#### The problem:
Using the records below, locate all lines containing "saver" and return them.

□ □ □ □ □

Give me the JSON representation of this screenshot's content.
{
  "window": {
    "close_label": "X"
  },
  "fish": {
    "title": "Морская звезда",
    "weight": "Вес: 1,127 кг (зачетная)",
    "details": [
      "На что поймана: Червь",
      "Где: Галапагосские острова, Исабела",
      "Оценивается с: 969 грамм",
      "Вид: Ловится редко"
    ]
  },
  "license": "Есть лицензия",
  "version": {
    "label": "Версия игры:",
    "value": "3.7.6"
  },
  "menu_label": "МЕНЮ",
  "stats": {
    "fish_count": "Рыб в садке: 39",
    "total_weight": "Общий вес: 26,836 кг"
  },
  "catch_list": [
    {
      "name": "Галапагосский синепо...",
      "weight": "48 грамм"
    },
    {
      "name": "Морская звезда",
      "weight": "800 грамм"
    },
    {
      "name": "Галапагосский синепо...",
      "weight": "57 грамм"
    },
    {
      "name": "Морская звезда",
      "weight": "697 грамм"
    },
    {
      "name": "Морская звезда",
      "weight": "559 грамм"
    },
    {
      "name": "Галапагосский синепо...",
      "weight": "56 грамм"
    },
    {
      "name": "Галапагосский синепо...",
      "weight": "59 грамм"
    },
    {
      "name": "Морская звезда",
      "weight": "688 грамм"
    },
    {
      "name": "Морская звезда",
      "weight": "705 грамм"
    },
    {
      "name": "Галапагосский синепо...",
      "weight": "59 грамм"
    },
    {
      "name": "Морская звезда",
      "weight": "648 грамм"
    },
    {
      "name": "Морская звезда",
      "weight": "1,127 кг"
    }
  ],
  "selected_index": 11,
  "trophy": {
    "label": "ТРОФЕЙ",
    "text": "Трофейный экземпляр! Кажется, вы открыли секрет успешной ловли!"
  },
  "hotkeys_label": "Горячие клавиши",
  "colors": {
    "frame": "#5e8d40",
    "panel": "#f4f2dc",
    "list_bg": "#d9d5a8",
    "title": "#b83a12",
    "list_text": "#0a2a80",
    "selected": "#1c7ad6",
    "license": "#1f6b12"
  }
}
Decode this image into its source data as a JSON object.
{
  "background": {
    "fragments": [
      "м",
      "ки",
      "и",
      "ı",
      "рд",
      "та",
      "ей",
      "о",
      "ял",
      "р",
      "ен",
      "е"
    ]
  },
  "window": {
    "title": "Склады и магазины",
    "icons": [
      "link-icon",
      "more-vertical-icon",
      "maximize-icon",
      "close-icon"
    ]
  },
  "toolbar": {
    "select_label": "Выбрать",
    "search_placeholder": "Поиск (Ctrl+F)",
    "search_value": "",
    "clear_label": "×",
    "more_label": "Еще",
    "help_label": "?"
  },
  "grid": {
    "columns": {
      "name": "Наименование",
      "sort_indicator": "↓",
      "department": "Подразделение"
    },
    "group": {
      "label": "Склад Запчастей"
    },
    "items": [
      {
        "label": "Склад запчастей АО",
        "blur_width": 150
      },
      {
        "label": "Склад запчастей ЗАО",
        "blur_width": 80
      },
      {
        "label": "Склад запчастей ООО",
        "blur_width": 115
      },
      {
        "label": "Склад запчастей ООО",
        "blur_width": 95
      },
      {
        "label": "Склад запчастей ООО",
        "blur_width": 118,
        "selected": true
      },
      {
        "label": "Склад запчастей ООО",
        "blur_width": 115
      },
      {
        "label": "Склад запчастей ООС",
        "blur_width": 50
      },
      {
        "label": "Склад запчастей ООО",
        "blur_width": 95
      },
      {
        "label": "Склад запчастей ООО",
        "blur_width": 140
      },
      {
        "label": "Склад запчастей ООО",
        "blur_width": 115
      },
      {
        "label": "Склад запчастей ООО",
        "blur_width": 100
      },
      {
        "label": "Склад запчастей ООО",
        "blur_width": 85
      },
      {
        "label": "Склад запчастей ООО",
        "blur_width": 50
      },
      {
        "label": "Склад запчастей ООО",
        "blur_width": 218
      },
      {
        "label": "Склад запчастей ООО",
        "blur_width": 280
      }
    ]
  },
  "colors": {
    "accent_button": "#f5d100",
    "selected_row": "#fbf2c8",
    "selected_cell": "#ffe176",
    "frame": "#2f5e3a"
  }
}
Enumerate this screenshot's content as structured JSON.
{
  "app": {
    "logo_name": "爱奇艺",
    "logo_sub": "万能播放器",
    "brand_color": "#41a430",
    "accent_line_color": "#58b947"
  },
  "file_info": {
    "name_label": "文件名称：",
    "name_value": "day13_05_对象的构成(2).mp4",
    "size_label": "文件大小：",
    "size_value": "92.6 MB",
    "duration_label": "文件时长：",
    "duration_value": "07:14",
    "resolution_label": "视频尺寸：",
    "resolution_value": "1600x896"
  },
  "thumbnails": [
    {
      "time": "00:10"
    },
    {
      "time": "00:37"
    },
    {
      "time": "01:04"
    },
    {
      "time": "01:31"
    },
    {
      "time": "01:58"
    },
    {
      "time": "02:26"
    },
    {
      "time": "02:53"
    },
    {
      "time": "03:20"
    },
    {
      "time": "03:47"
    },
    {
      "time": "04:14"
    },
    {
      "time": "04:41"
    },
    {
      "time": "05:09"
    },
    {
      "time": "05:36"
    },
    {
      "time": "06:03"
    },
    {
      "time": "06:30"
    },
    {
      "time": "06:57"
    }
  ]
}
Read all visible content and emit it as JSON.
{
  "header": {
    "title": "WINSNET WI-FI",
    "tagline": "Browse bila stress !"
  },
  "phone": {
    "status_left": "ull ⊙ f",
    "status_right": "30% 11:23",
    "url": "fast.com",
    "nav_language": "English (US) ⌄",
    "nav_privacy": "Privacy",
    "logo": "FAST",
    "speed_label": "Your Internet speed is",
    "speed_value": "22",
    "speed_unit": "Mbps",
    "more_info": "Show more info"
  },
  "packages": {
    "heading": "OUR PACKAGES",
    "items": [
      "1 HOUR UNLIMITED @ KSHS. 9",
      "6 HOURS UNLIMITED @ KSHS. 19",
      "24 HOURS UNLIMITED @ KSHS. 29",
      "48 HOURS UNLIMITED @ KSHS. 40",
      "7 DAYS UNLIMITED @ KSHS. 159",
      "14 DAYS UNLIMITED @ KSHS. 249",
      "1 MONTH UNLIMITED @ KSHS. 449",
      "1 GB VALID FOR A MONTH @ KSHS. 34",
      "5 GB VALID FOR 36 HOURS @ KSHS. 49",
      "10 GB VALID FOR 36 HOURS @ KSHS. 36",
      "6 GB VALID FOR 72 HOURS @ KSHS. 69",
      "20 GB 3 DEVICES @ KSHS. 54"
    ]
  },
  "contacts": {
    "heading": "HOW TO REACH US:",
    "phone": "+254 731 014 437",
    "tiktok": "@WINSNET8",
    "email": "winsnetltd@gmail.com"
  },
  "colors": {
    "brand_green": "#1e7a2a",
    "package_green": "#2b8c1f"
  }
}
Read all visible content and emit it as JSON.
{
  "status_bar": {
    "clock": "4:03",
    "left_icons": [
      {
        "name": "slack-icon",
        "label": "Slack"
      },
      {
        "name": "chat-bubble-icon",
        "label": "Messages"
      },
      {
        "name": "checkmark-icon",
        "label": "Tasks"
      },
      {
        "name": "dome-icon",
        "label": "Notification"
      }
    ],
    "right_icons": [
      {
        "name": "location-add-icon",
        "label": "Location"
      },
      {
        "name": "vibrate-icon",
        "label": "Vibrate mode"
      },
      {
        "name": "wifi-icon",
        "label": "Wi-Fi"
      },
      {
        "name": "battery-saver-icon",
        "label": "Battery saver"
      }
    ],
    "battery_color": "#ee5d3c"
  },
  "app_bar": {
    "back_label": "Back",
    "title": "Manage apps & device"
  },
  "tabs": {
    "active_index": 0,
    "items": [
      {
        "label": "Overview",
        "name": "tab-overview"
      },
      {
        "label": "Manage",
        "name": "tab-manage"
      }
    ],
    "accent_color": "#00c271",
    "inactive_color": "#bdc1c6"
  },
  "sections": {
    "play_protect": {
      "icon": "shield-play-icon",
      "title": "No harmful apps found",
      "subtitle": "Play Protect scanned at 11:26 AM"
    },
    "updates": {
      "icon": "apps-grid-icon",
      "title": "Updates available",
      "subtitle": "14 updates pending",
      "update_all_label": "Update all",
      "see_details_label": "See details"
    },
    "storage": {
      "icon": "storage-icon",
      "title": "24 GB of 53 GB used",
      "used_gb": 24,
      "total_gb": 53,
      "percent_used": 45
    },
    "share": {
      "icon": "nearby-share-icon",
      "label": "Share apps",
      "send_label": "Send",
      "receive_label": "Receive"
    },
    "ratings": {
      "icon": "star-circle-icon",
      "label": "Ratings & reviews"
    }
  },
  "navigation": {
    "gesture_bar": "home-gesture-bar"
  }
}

□ □ □ □ □

#### Correct answer:
        "name": "battery-saver-icon",
        "label": "Battery saver"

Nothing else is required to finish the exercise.